Stored data:
<<<<

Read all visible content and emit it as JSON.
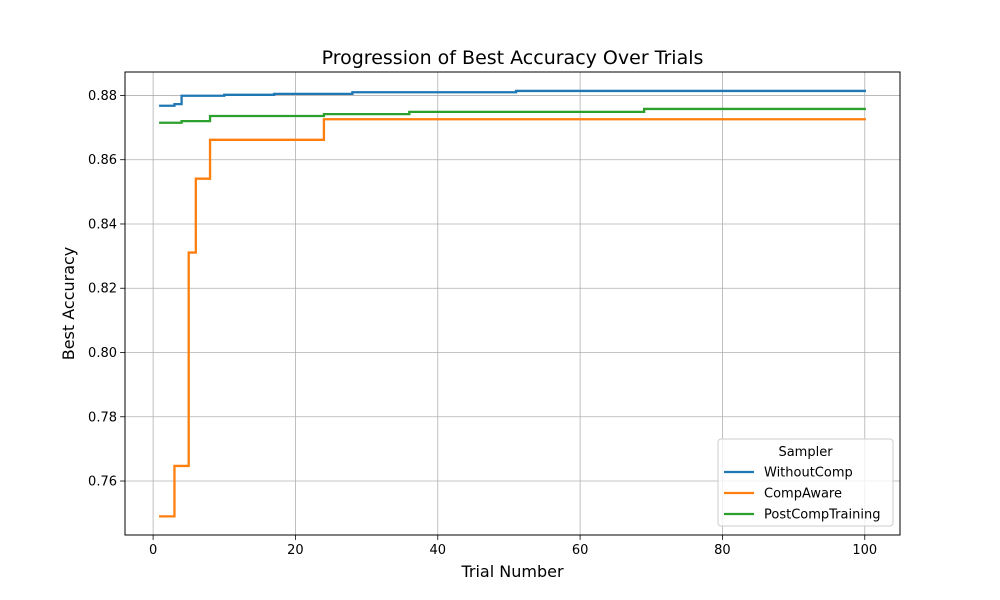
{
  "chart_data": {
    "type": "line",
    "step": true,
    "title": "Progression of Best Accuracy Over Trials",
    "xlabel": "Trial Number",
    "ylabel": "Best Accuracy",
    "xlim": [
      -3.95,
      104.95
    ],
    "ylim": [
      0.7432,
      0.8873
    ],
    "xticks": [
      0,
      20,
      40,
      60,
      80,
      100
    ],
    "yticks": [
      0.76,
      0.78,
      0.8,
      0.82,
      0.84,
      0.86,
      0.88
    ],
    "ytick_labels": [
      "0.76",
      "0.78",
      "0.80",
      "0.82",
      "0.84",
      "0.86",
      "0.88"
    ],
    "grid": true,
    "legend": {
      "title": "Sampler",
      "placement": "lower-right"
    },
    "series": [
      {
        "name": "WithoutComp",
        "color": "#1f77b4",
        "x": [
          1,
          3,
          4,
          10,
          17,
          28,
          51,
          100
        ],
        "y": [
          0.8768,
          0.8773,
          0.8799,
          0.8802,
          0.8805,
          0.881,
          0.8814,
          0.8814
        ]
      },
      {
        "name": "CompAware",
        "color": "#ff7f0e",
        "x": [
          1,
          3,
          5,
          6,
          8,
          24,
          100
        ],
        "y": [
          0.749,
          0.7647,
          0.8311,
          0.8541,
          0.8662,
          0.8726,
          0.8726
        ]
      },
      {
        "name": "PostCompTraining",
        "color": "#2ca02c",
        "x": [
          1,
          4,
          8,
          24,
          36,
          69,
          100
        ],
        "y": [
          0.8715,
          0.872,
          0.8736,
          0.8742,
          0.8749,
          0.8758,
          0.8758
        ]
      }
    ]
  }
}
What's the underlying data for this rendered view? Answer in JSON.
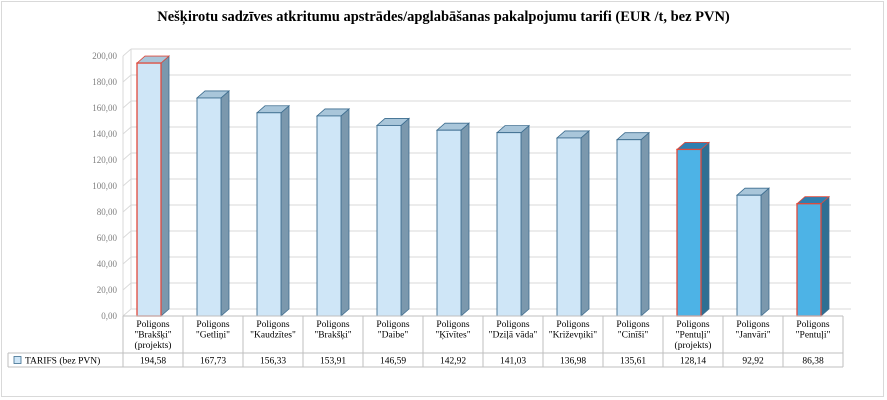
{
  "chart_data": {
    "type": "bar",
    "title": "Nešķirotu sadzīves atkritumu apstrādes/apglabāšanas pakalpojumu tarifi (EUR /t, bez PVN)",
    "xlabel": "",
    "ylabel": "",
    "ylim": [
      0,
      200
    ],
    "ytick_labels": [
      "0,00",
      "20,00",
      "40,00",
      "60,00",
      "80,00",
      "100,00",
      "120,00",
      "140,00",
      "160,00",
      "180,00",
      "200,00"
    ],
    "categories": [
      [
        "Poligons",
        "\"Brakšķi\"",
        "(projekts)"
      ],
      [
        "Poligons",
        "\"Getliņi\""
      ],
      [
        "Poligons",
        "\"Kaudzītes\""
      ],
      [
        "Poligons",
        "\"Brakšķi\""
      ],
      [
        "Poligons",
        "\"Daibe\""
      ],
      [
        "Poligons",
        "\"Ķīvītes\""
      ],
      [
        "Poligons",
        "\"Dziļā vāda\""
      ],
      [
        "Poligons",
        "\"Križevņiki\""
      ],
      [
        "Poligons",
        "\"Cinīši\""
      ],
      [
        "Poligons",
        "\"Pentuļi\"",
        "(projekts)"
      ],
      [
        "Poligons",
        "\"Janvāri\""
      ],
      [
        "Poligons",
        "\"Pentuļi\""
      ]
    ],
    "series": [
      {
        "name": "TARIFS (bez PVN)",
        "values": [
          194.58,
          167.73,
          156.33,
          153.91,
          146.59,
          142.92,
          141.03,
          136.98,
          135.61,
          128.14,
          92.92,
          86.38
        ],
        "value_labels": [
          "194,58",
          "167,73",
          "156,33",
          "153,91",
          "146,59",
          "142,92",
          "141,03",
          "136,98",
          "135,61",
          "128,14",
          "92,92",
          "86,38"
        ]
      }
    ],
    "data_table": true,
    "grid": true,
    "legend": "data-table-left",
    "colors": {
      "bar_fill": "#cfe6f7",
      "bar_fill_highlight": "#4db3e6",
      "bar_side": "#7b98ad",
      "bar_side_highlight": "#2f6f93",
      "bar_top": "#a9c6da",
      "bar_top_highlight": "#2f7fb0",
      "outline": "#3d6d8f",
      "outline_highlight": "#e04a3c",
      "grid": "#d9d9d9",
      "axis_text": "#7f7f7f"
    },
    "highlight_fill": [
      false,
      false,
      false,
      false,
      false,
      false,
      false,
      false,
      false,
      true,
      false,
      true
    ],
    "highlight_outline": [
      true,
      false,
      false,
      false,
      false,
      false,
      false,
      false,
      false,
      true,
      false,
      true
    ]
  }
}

>>>>

*THE REQUEST*
Repeat the material verbatim. Do not carry over any picture.

*RESULT OF THE EXERCISE*
Read all visible content and emit it as JSON.
{
  "chart_data": {
    "type": "line",
    "step": true,
    "title": "Progression of Best Accuracy Over Trials",
    "xlabel": "Trial Number",
    "ylabel": "Best Accuracy",
    "xlim": [
      -3.95,
      104.95
    ],
    "ylim": [
      0.7432,
      0.8873
    ],
    "xticks": [
      0,
      20,
      40,
      60,
      80,
      100
    ],
    "yticks": [
      0.76,
      0.78,
      0.8,
      0.82,
      0.84,
      0.86,
      0.88
    ],
    "ytick_labels": [
      "0.76",
      "0.78",
      "0.80",
      "0.82",
      "0.84",
      "0.86",
      "0.88"
    ],
    "grid": true,
    "legend": {
      "title": "Sampler",
      "placement": "lower-right"
    },
    "series": [
      {
        "name": "WithoutComp",
        "color": "#1f77b4",
        "x": [
          1,
          3,
          4,
          10,
          17,
          28,
          51,
          100
        ],
        "y": [
          0.8768,
          0.8773,
          0.8799,
          0.8802,
          0.8805,
          0.881,
          0.8814,
          0.8814
        ]
      },
      {
        "name": "CompAware",
        "color": "#ff7f0e",
        "x": [
          1,
          3,
          5,
          6,
          8,
          24,
          100
        ],
        "y": [
          0.749,
          0.7647,
          0.8311,
          0.8541,
          0.8662,
          0.8726,
          0.8726
        ]
      },
      {
        "name": "PostCompTraining",
        "color": "#2ca02c",
        "x": [
          1,
          4,
          8,
          24,
          36,
          69,
          100
        ],
        "y": [
          0.8715,
          0.872,
          0.8736,
          0.8742,
          0.8749,
          0.8758,
          0.8758
        ]
      }
    ]
  }
}
What's the underlying data for this rendered view? Answer in JSON.
{
  "chart_data": {
    "type": "bar",
    "title": "Nešķirotu sadzīves atkritumu apstrādes/apglabāšanas pakalpojumu tarifi (EUR /t, bez PVN)",
    "xlabel": "",
    "ylabel": "",
    "ylim": [
      0,
      200
    ],
    "ytick_labels": [
      "0,00",
      "20,00",
      "40,00",
      "60,00",
      "80,00",
      "100,00",
      "120,00",
      "140,00",
      "160,00",
      "180,00",
      "200,00"
    ],
    "categories": [
      [
        "Poligons",
        "\"Brakšķi\"",
        "(projekts)"
      ],
      [
        "Poligons",
        "\"Getliņi\""
      ],
      [
        "Poligons",
        "\"Kaudzītes\""
      ],
      [
        "Poligons",
        "\"Brakšķi\""
      ],
      [
        "Poligons",
        "\"Daibe\""
      ],
      [
        "Poligons",
        "\"Ķīvītes\""
      ],
      [
        "Poligons",
        "\"Dziļā vāda\""
      ],
      [
        "Poligons",
        "\"Križevņiki\""
      ],
      [
        "Poligons",
        "\"Cinīši\""
      ],
      [
        "Poligons",
        "\"Pentuļi\"",
        "(projekts)"
      ],
      [
        "Poligons",
        "\"Janvāri\""
      ],
      [
        "Poligons",
        "\"Pentuļi\""
      ]
    ],
    "series": [
      {
        "name": "TARIFS (bez PVN)",
        "values": [
          194.58,
          167.73,
          156.33,
          153.91,
          146.59,
          142.92,
          141.03,
          136.98,
          135.61,
          128.14,
          92.92,
          86.38
        ],
        "value_labels": [
          "194,58",
          "167,73",
          "156,33",
          "153,91",
          "146,59",
          "142,92",
          "141,03",
          "136,98",
          "135,61",
          "128,14",
          "92,92",
          "86,38"
        ]
      }
    ],
    "data_table": true,
    "grid": true,
    "legend": "data-table-left",
    "colors": {
      "bar_fill": "#cfe6f7",
      "bar_fill_highlight": "#4db3e6",
      "bar_side": "#7b98ad",
      "bar_side_highlight": "#2f6f93",
      "bar_top": "#a9c6da",
      "bar_top_highlight": "#2f7fb0",
      "outline": "#3d6d8f",
      "outline_highlight": "#e04a3c",
      "grid": "#d9d9d9",
      "axis_text": "#7f7f7f"
    },
    "highlight_fill": [
      false,
      false,
      false,
      false,
      false,
      false,
      false,
      false,
      false,
      true,
      false,
      true
    ],
    "highlight_outline": [
      true,
      false,
      false,
      false,
      false,
      false,
      false,
      false,
      false,
      true,
      false,
      true
    ]
  }
}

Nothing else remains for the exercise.